### Task description
Return every entry exactly.
--------------------
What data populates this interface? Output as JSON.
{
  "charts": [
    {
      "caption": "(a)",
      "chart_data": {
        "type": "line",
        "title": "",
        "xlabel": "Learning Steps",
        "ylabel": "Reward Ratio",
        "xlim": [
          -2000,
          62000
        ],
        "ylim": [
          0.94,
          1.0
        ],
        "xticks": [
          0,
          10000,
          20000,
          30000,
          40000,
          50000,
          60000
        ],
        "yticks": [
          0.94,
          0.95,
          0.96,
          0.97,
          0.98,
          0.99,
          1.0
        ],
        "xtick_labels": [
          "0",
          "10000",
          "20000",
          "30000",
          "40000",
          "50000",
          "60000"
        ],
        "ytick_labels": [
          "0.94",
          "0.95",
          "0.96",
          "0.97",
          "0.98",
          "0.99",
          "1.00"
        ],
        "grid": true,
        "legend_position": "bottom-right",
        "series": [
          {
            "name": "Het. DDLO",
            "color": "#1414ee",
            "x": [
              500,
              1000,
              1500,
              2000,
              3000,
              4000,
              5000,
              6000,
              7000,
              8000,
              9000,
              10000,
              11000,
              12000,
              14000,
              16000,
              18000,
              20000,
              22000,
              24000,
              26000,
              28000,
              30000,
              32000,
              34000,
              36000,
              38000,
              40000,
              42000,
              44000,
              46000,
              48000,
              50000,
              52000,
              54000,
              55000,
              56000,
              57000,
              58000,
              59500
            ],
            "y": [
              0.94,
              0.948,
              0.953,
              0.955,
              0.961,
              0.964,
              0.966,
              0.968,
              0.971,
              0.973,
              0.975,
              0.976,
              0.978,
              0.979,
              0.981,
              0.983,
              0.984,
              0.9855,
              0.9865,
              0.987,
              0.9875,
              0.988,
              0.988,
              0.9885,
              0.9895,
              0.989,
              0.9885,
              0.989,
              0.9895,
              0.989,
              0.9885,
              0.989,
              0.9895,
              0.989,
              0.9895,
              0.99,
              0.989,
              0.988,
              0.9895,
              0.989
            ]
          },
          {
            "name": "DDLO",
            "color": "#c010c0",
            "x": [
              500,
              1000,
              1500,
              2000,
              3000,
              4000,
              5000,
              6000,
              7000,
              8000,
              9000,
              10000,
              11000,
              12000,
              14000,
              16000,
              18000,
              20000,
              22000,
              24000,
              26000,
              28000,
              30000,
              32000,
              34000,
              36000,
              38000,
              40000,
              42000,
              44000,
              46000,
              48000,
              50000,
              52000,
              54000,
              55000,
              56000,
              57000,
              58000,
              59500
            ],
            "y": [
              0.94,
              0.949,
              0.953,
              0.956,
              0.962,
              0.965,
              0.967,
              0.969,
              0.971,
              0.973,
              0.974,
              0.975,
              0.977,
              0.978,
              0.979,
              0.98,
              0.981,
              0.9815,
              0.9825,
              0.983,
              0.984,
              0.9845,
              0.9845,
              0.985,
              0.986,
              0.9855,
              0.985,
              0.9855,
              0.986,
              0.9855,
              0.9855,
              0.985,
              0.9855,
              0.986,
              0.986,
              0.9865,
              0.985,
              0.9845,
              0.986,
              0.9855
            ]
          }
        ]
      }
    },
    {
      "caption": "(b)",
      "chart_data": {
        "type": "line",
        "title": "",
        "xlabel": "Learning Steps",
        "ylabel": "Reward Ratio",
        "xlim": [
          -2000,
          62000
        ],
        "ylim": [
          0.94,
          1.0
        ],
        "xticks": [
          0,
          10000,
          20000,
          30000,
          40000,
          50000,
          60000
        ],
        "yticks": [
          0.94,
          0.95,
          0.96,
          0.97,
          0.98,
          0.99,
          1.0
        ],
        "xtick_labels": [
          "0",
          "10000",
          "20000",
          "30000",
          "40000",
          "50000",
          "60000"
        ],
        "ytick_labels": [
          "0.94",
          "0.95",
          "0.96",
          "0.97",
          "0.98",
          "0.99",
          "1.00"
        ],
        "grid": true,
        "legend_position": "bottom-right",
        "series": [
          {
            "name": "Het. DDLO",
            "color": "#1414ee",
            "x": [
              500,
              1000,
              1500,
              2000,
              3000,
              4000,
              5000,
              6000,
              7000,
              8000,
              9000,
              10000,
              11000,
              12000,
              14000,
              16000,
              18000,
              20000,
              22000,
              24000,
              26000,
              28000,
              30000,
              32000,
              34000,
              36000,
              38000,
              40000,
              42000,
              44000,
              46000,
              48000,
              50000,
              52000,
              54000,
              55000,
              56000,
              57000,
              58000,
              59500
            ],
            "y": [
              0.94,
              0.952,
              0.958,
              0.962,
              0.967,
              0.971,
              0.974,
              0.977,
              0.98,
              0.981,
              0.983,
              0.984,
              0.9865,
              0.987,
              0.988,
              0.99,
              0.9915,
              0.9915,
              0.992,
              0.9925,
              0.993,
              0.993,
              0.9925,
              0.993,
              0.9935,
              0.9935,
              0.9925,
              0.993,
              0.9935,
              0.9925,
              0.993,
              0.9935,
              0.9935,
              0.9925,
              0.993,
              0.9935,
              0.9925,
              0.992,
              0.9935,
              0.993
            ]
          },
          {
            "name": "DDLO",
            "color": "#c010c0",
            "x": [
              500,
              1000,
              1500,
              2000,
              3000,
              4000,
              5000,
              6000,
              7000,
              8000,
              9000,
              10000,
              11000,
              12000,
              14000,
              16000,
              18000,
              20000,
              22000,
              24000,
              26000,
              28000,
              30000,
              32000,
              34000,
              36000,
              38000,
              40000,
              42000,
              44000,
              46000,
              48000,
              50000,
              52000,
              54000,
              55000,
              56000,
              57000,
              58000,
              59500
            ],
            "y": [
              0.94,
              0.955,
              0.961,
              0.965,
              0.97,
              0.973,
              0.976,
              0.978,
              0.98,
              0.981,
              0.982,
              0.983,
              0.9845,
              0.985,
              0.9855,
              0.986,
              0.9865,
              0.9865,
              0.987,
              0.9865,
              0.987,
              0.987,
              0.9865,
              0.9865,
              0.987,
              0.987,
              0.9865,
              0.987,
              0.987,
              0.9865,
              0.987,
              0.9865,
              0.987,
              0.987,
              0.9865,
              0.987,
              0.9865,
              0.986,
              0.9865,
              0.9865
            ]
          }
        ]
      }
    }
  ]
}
--------------------
### Complete response
What data populates this interface? Output as JSON.
{
  "charts": [
    {
      "caption": "(a)",
      "chart_data": {
        "type": "line",
        "title": "",
        "xlabel": "Learning Steps",
        "ylabel": "Reward Ratio",
        "xlim": [
          -2000,
          62000
        ],
        "ylim": [
          0.94,
          1.0
        ],
        "xticks": [
          0,
          10000,
          20000,
          30000,
          40000,
          50000,
          60000
        ],
        "yticks": [
          0.94,
          0.95,
          0.96,
          0.97,
          0.98,
          0.99,
          1.0
        ],
        "xtick_labels": [
          "0",
          "10000",
          "20000",
          "30000",
          "40000",
          "50000",
          "60000"
        ],
        "ytick_labels": [
          "0.94",
          "0.95",
          "0.96",
          "0.97",
          "0.98",
          "0.99",
          "1.00"
        ],
        "grid": true,
        "legend_position": "bottom-right",
        "series": [
          {
            "name": "Het. DDLO",
            "color": "#1414ee",
            "x": [
              500,
              1000,
              1500,
              2000,
              3000,
              4000,
              5000,
              6000,
              7000,
              8000,
              9000,
              10000,
              11000,
              12000,
              14000,
              16000,
              18000,
              20000,
              22000,
              24000,
              26000,
              28000,
              30000,
              32000,
              34000,
              36000,
              38000,
              40000,
              42000,
              44000,
              46000,
              48000,
              50000,
              52000,
              54000,
              55000,
              56000,
              57000,
              58000,
              59500
            ],
            "y": [
              0.94,
              0.948,
              0.953,
              0.955,
              0.961,
              0.964,
              0.966,
              0.968,
              0.971,
              0.973,
              0.975,
              0.976,
              0.978,
              0.979,
              0.981,
              0.983,
              0.984,
              0.9855,
              0.9865,
              0.987,
              0.9875,
              0.988,
              0.988,
              0.9885,
              0.9895,
              0.989,
              0.9885,
              0.989,
              0.9895,
              0.989,
              0.9885,
              0.989,
              0.9895,
              0.989,
              0.9895,
              0.99,
              0.989,
              0.988,
              0.9895,
              0.989
            ]
          },
          {
            "name": "DDLO",
            "color": "#c010c0",
            "x": [
              500,
              1000,
              1500,
              2000,
              3000,
              4000,
              5000,
              6000,
              7000,
              8000,
              9000,
              10000,
              11000,
              12000,
              14000,
              16000,
              18000,
              20000,
              22000,
              24000,
              26000,
              28000,
              30000,
              32000,
              34000,
              36000,
              38000,
              40000,
              42000,
              44000,
              46000,
              48000,
              50000,
              52000,
              54000,
              55000,
              56000,
              57000,
              58000,
              59500
            ],
            "y": [
              0.94,
              0.949,
              0.953,
              0.956,
              0.962,
              0.965,
              0.967,
              0.969,
              0.971,
              0.973,
              0.974,
              0.975,
              0.977,
              0.978,
              0.979,
              0.98,
              0.981,
              0.9815,
              0.9825,
              0.983,
              0.984,
              0.9845,
              0.9845,
              0.985,
              0.986,
              0.9855,
              0.985,
              0.9855,
              0.986,
              0.9855,
              0.9855,
              0.985,
              0.9855,
              0.986,
              0.986,
              0.9865,
              0.985,
              0.9845,
              0.986,
              0.9855
            ]
          }
        ]
      }
    },
    {
      "caption": "(b)",
      "chart_data": {
        "type": "line",
        "title": "",
        "xlabel": "Learning Steps",
        "ylabel": "Reward Ratio",
        "xlim": [
          -2000,
          62000
        ],
        "ylim": [
          0.94,
          1.0
        ],
        "xticks": [
          0,
          10000,
          20000,
          30000,
          40000,
          50000,
          60000
        ],
        "yticks": [
          0.94,
          0.95,
          0.96,
          0.97,
          0.98,
          0.99,
          1.0
        ],
        "xtick_labels": [
          "0",
          "10000",
          "20000",
          "30000",
          "40000",
          "50000",
          "60000"
        ],
        "ytick_labels": [
          "0.94",
          "0.95",
          "0.96",
          "0.97",
          "0.98",
          "0.99",
          "1.00"
        ],
        "grid": true,
        "legend_position": "bottom-right",
        "series": [
          {
            "name": "Het. DDLO",
            "color": "#1414ee",
            "x": [
              500,
              1000,
              1500,
              2000,
              3000,
              4000,
              5000,
              6000,
              7000,
              8000,
              9000,
              10000,
              11000,
              12000,
              14000,
              16000,
              18000,
              20000,
              22000,
              24000,
              26000,
              28000,
              30000,
              32000,
              34000,
              36000,
              38000,
              40000,
              42000,
              44000,
              46000,
              48000,
              50000,
              52000,
              54000,
              55000,
              56000,
              57000,
              58000,
              59500
            ],
            "y": [
              0.94,
              0.952,
              0.958,
              0.962,
              0.967,
              0.971,
              0.974,
              0.977,
              0.98,
              0.981,
              0.983,
              0.984,
              0.9865,
              0.987,
              0.988,
              0.99,
              0.9915,
              0.9915,
              0.992,
              0.9925,
              0.993,
              0.993,
              0.9925,
              0.993,
              0.9935,
              0.9935,
              0.9925,
              0.993,
              0.9935,
              0.9925,
              0.993,
              0.9935,
              0.9935,
              0.9925,
              0.993,
              0.9935,
              0.9925,
              0.992,
              0.9935,
              0.993
            ]
          },
          {
            "name": "DDLO",
            "color": "#c010c0",
            "x": [
              500,
              1000,
              1500,
              2000,
              3000,
              4000,
              5000,
              6000,
              7000,
              8000,
              9000,
              10000,
              11000,
              12000,
              14000,
              16000,
              18000,
              20000,
              22000,
              24000,
              26000,
              28000,
              30000,
              32000,
              34000,
              36000,
              38000,
              40000,
              42000,
              44000,
              46000,
              48000,
              50000,
              52000,
              54000,
              55000,
              56000,
              57000,
              58000,
              59500
            ],
            "y": [
              0.94,
              0.955,
              0.961,
              0.965,
              0.97,
              0.973,
              0.976,
              0.978,
              0.98,
              0.981,
              0.982,
              0.983,
              0.9845,
              0.985,
              0.9855,
              0.986,
              0.9865,
              0.9865,
              0.987,
              0.9865,
              0.987,
              0.987,
              0.9865,
              0.9865,
              0.987,
              0.987,
              0.9865,
              0.987,
              0.987,
              0.9865,
              0.987,
              0.9865,
              0.987,
              0.987,
              0.9865,
              0.987,
              0.9865,
              0.986,
              0.9865,
              0.9865
            ]
          }
        ]
      }
    }
  ]
}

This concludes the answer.